• _Aim of the exercise_
Out of the lines below, please list those that hold the string "ARRENDAMIENTO".

• _Data supplied_
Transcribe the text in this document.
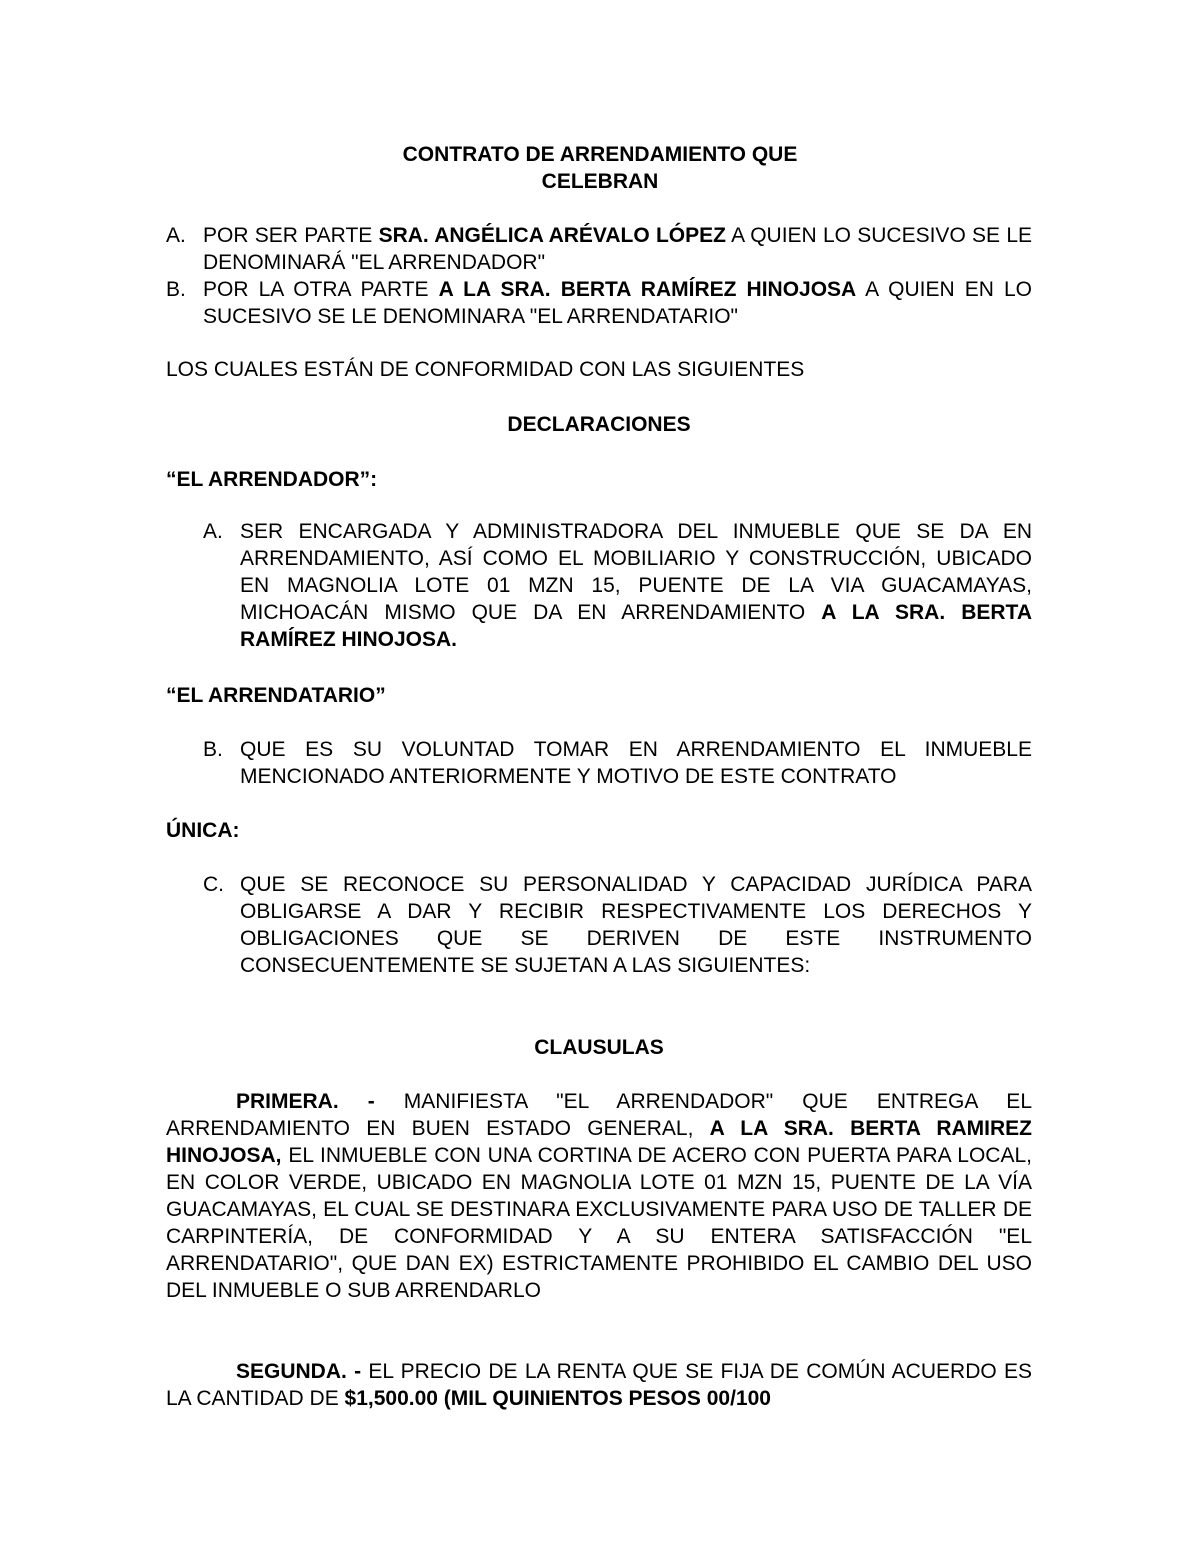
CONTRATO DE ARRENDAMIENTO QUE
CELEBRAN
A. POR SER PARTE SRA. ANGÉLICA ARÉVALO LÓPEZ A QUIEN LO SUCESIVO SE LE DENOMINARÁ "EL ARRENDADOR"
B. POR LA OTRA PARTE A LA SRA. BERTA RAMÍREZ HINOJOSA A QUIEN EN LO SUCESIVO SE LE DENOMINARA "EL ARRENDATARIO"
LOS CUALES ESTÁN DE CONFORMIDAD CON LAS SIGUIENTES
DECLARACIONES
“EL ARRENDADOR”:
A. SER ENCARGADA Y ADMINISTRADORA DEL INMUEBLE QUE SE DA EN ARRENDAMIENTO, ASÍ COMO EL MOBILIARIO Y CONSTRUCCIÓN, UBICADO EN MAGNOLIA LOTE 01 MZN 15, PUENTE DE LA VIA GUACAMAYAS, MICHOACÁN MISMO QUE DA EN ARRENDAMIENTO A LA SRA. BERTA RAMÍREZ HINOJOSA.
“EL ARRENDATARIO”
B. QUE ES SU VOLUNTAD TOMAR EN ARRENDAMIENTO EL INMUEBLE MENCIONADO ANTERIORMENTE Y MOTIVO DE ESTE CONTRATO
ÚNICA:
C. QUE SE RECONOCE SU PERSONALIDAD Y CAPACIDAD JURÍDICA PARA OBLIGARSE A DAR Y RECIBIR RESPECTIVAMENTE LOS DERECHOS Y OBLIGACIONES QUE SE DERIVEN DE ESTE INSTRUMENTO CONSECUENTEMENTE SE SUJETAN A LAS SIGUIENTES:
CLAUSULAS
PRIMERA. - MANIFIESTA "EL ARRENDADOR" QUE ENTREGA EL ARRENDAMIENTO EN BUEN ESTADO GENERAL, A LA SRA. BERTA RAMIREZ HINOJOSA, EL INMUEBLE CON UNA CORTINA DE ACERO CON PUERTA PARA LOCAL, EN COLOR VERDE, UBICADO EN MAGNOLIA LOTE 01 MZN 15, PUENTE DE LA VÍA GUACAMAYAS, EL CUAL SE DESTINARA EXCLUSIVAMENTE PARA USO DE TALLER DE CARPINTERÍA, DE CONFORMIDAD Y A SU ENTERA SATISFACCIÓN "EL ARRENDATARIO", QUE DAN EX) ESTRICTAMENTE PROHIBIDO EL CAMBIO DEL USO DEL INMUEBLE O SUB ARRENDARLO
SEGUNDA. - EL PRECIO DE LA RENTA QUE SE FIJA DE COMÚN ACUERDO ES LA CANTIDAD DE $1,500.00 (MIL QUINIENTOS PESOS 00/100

* * *

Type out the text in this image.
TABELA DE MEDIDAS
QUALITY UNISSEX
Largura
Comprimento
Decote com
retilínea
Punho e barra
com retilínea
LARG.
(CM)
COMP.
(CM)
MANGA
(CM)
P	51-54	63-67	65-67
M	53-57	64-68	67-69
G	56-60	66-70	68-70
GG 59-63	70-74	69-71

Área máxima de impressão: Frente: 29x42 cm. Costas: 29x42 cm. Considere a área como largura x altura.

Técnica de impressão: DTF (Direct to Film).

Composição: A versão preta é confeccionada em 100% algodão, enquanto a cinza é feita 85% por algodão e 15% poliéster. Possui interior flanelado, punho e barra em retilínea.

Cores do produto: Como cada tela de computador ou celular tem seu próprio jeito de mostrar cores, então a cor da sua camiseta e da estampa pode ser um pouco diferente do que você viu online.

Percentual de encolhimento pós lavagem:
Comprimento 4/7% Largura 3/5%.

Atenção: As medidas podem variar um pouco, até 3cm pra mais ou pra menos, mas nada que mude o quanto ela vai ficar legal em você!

• _Task response_
CONTRATO DE ARRENDAMIENTO QUE
A. SER ENCARGADA Y ADMINISTRADORA DEL INMUEBLE QUE SE DA EN ARRENDAMIENTO, ASÍ COMO EL MOBILIARIO Y CONSTRUCCIÓN, UBICADO EN MAGNOLIA LOTE 01 MZN 15, PUENTE DE LA VIA GUACAMAYAS, MICHOACÁN MISMO QUE DA EN ARRENDAMIENTO A LA SRA. BERTA RAMÍREZ HINOJOSA.
B. QUE ES SU VOLUNTAD TOMAR EN ARRENDAMIENTO EL INMUEBLE MENCIONADO ANTERIORMENTE Y MOTIVO DE ESTE CONTRATO
PRIMERA. - MANIFIESTA "EL ARRENDADOR" QUE ENTREGA EL ARRENDAMIENTO EN BUEN ESTADO GENERAL, A LA SRA. BERTA RAMIREZ HINOJOSA, EL INMUEBLE CON UNA CORTINA DE ACERO CON PUERTA PARA LOCAL, EN COLOR VERDE, UBICADO EN MAGNOLIA LOTE 01 MZN 15, PUENTE DE LA VÍA GUACAMAYAS, EL CUAL SE DESTINARA EXCLUSIVAMENTE PARA USO DE TALLER DE CARPINTERÍA, DE CONFORMIDAD Y A SU ENTERA SATISFACCIÓN "EL ARRENDATARIO", QUE DAN EX) ESTRICTAMENTE PROHIBIDO EL CAMBIO DEL USO DEL INMUEBLE O SUB ARRENDARLO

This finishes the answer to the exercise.